• [What to produce]:
From the entries that follow, gather each line holding the word "Amnesty".

# Start of Supplied material

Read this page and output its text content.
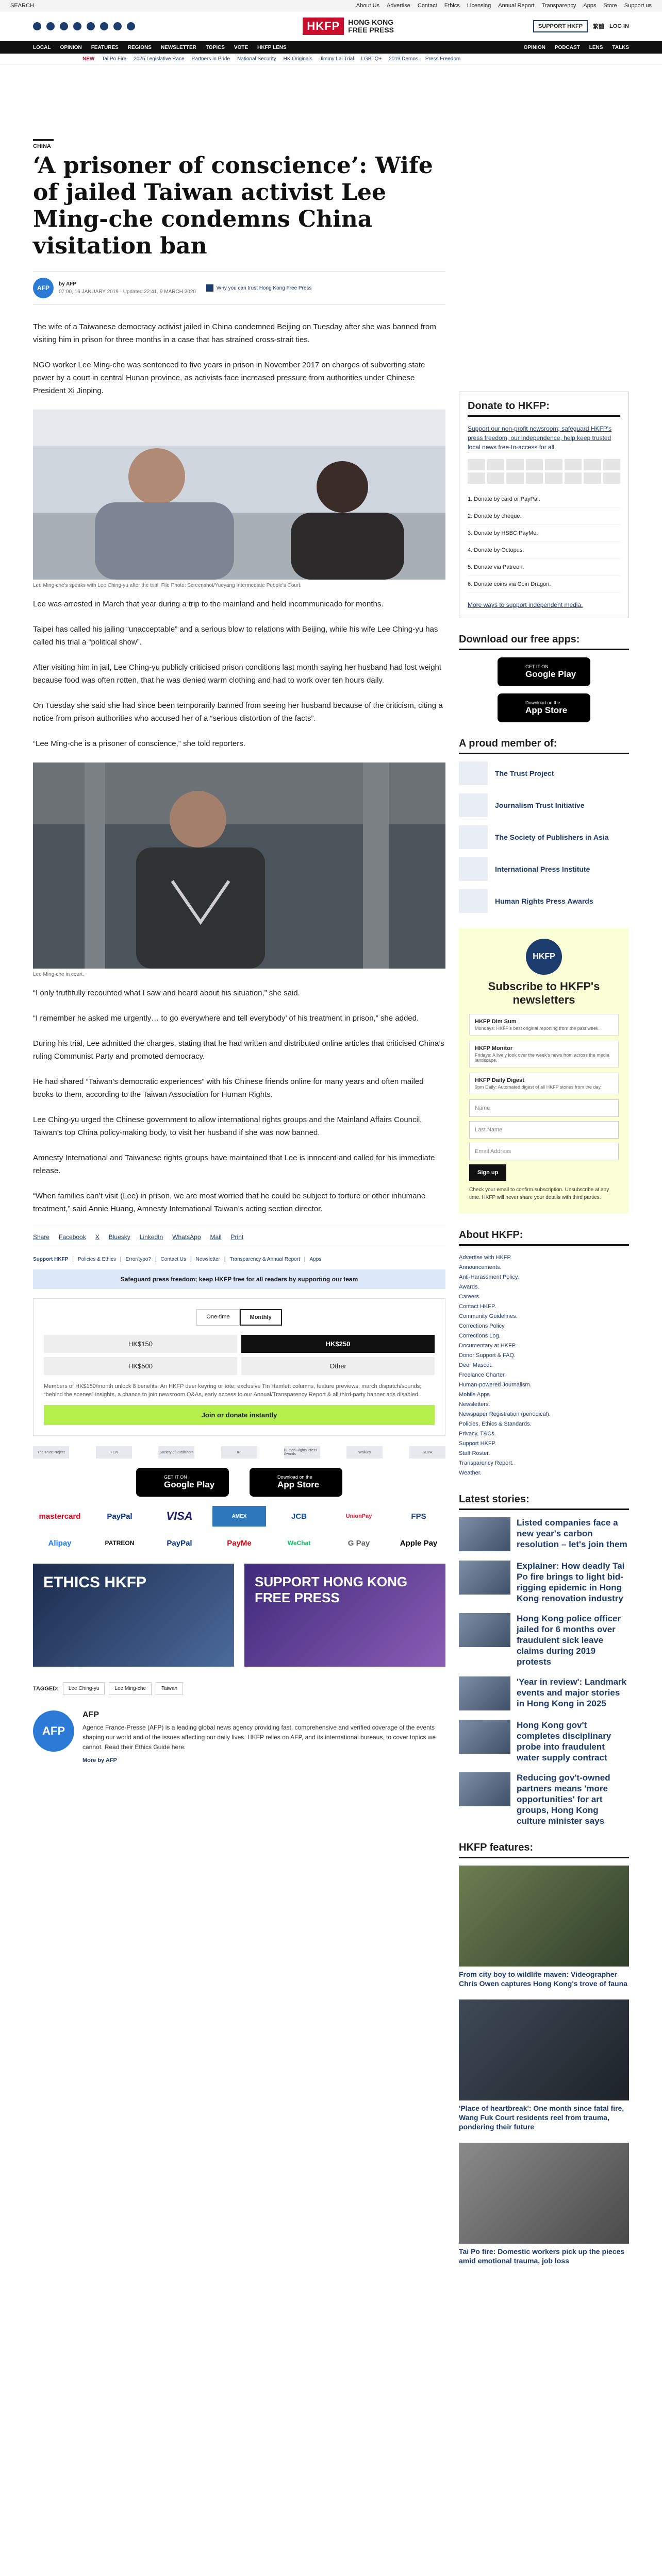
SEARCH	About Us Advertise Contact Ethics Licensing Annual Report Transparency Apps Store Support us
HKFP	HONG KONG
FREE PRESS	SUPPORT HKFP	繁體 LOG IN
LOCAL OPINION FEATURES REGIONS NEWSLETTER TOPICS VOTE HKFP LENS	OPINION PODCAST LENS TALKS
NEW Tai Po Fire 2025 Legislative Race Partners in Pride National Security HK Originals Jimmy Lai Trial LGBTQ+ 2019 Demos Press Freedom
CHINA
‘A prisoner of conscience’: Wife of jailed Taiwan activist Lee Ming-che condemns China visitation ban
AFP
by AFP
07:00, 16 JANUARY 2019 · Updated 22:41, 9 MARCH 2020
Why you can trust Hong Kong Free Press

The wife of a Taiwanese democracy activist jailed in China condemned Beijing on Tuesday after she was banned from visiting him in prison for three months in a case that has strained cross-strait ties.

NGO worker Lee Ming-che was sentenced to five years in prison in November 2017 on charges of subverting state power by a court in central Hunan province, as activists face increased pressure from authorities under Chinese President Xi Jinping.

Lee Ming-che's speaks with Lee Ching-yu after the trial. File Photo: Screenshot/Yueyang Intermediate People's Court.

Lee was arrested in March that year during a trip to the mainland and held incommunicado for months.

Taipei has called his jailing “unacceptable” and a serious blow to relations with Beijing, while his wife Lee Ching-yu has called his trial a “political show”.

After visiting him in jail, Lee Ching-yu publicly criticised prison conditions last month saying her husband had lost weight because food was often rotten, that he was denied warm clothing and had to work over ten hours daily.

On Tuesday she said she had since been temporarily banned from seeing her husband because of the criticism, citing a notice from prison authorities who accused her of a “serious distortion of the facts”.

“Lee Ming-che is a prisoner of conscience,” she told reporters.

Lee Ming-che in court.

“I only truthfully recounted what I saw and heard about his situation,” she said.

“I remember he asked me urgently… to go everywhere and tell everybody’ of his treatment in prison,” she added.

During his trial, Lee admitted the charges, stating that he had written and distributed online articles that criticised China’s ruling Communist Party and promoted democracy.

He had shared “Taiwan’s democratic experiences” with his Chinese friends online for many years and often mailed books to them, according to the Taiwan Association for Human Rights.

Lee Ching-yu urged the Chinese government to allow international rights groups and the Mainland Affairs Council, Taiwan’s top China policy-making body, to visit her husband if she was now banned.

Amnesty International and Taiwanese rights groups have maintained that Lee is innocent and called for his immediate release.

“When families can’t visit (Lee) in prison, we are most worried that he could be subject to torture or other inhumane treatment,” said Annie Huang, Amnesty International Taiwan’s acting section director.

Share Facebook X Bluesky LinkedIn WhatsApp Mail Print
Support HKFP | Policies & Ethics | Error/typo? | Contact Us | Newsletter | Transparency & Annual Report | Apps
Safeguard press freedom; keep HKFP free for all readers by supporting our team
One-time	Monthly
HK$150	HK$250
HK$500	Other
Members of HK$150/month unlock 8 benefits: An HKFP deer keyring or tote; exclusive Tin Hamlett columns, feature previews; march dispatch/sounds; “behind the scenes” insights, a chance to join newsroom Q&As, early access to our Annual/Transparency Report & all third-party banner ads disabled.
Join or donate instantly
The Trust Project	IFCN	Society of Publishers	IPI	Human Rights Press Awards	Walkley	SOPA
GET IT ON
Google Play
Download on the
App Store
mastercard	PayPal	VISA	AMEX	JCB	UnionPay	FPS
Alipay	PATREON	PayPal	PayMe	WeChat	G Pay	Apple Pay
ETHICS HKFP	SUPPORT HONG KONG FREE PRESS
TAGGED:	Lee Ching-yu	Lee Ming-che	Taiwan
AFP
AFP
Agence France-Presse (AFP) is a leading global news agency providing fast, comprehensive and verified coverage of the events shaping our world and of the issues affecting our daily lives. HKFP relies on AFP, and its international bureaus, to cover topics we cannot. Read their Ethics Guide here.
More by AFP
Donate to HKFP:
Support our non-profit newsroom; safeguard HKFP's press freedom, our independence, help keep trusted local news free-to-access for all.
1. Donate by card or PayPal.
2. Donate by cheque.
3. Donate by HSBC PayMe.
4. Donate by Octopus.
5. Donate via Patreon.
6. Donate coins via Coin Dragon.
More ways to support independent media.
Download our free apps:
GET IT ON
Google Play
Download on the
App Store
A proud member of:
The Trust Project
Journalism Trust Initiative
The Society of Publishers in Asia
International Press Institute
Human Rights Press Awards
HKFP
Subscribe to HKFP's newsletters
HKFP Dim Sum
Mondays: HKFP's best original reporting from the past week.
HKFP Monitor
Fridays: A lively look over the week's news from across the media landscape.
HKFP Daily Digest
9pm Daily: Automated digest of all HKFP stories from the day.
Name
Last Name
Email Address
Sign up
Check your email to confirm subscription. Unsubscribe at any time. HKFP will never share your details with third parties.
About HKFP:
Advertise with HKFP.
Announcements.
Anti-Harassment Policy.
Awards.
Careers.
Contact HKFP.
Community Guidelines.
Corrections Policy.
Corrections Log.
Documentary at HKFP.
Donor Support & FAQ.
Deer Mascot.
Freelance Charter.
Human-powered Journalism.
Mobile Apps.
Newsletters.
Newspaper Registration (periodical).
Policies, Ethics & Standards.
Privacy, T&Cs.
Support HKFP.
Staff Roster.
Transparency Report.
Weather.
Latest stories:
Listed companies face a new year's carbon resolution – let's join them
Explainer: How deadly Tai Po fire brings to light bid-rigging epidemic in Hong Kong renovation industry
Hong Kong police officer jailed for 6 months over fraudulent sick leave claims during 2019 protests
'Year in review': Landmark events and major stories in Hong Kong in 2025
Hong Kong gov't completes disciplinary probe into fraudulent water supply contract
Reducing gov't-owned partners means 'more opportunities' for art groups, Hong Kong culture minister says
HKFP features:
From city boy to wildlife maven: Videographer Chris Owen captures Hong Kong's trove of fauna
'Place of heartbreak': One month since fatal fire, Wang Fuk Court residents reel from trauma, pondering their future
Tai Po fire: Domestic workers pick up the pieces amid emotional trauma, job loss
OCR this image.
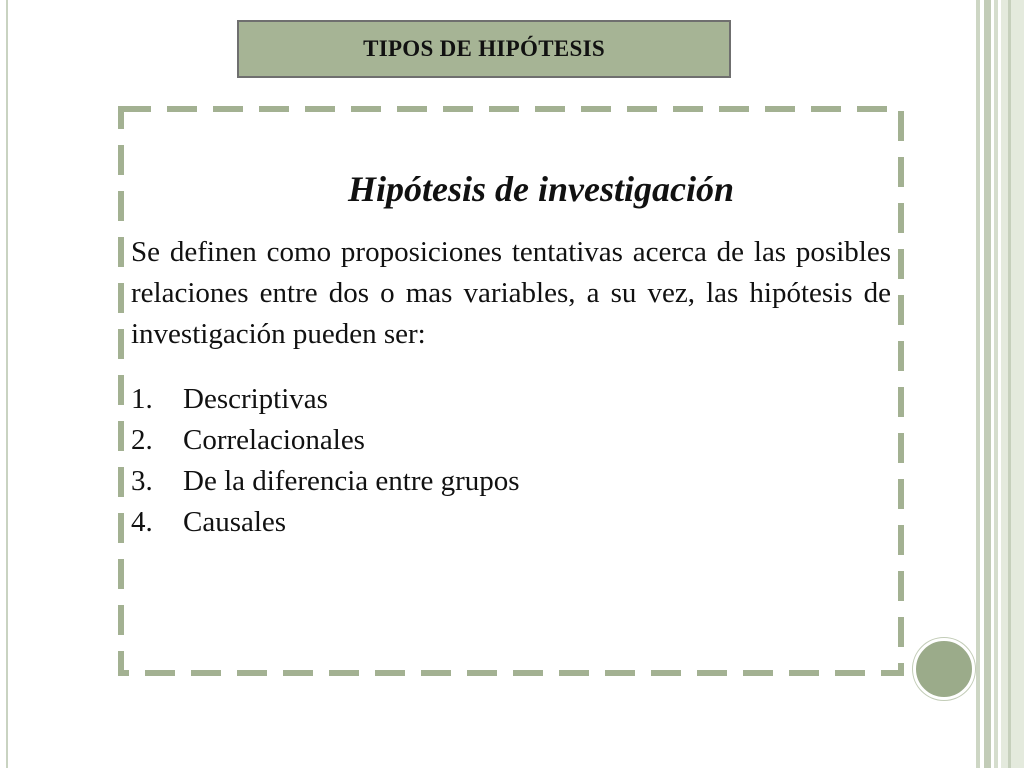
TIPOS DE HIPÓTESIS
Hipótesis de investigación

Se definen como proposiciones tentativas acerca de las posibles relaciones entre dos o mas variables, a su vez, las hipótesis de investigación pueden ser:

1.	Descriptivas
2.	Correlacionales
3.	De la diferencia entre grupos
4.	Causales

# End of Supplied material

• [Solution below]:
Amnesty International and Taiwanese rights groups have maintained that Lee is innocent and called for his immediate release.
“When families can’t visit (Lee) in prison, we are most worried that he could be subject to torture or other inhumane treatment,” said Annie Huang, Amnesty International Taiwan’s acting section director.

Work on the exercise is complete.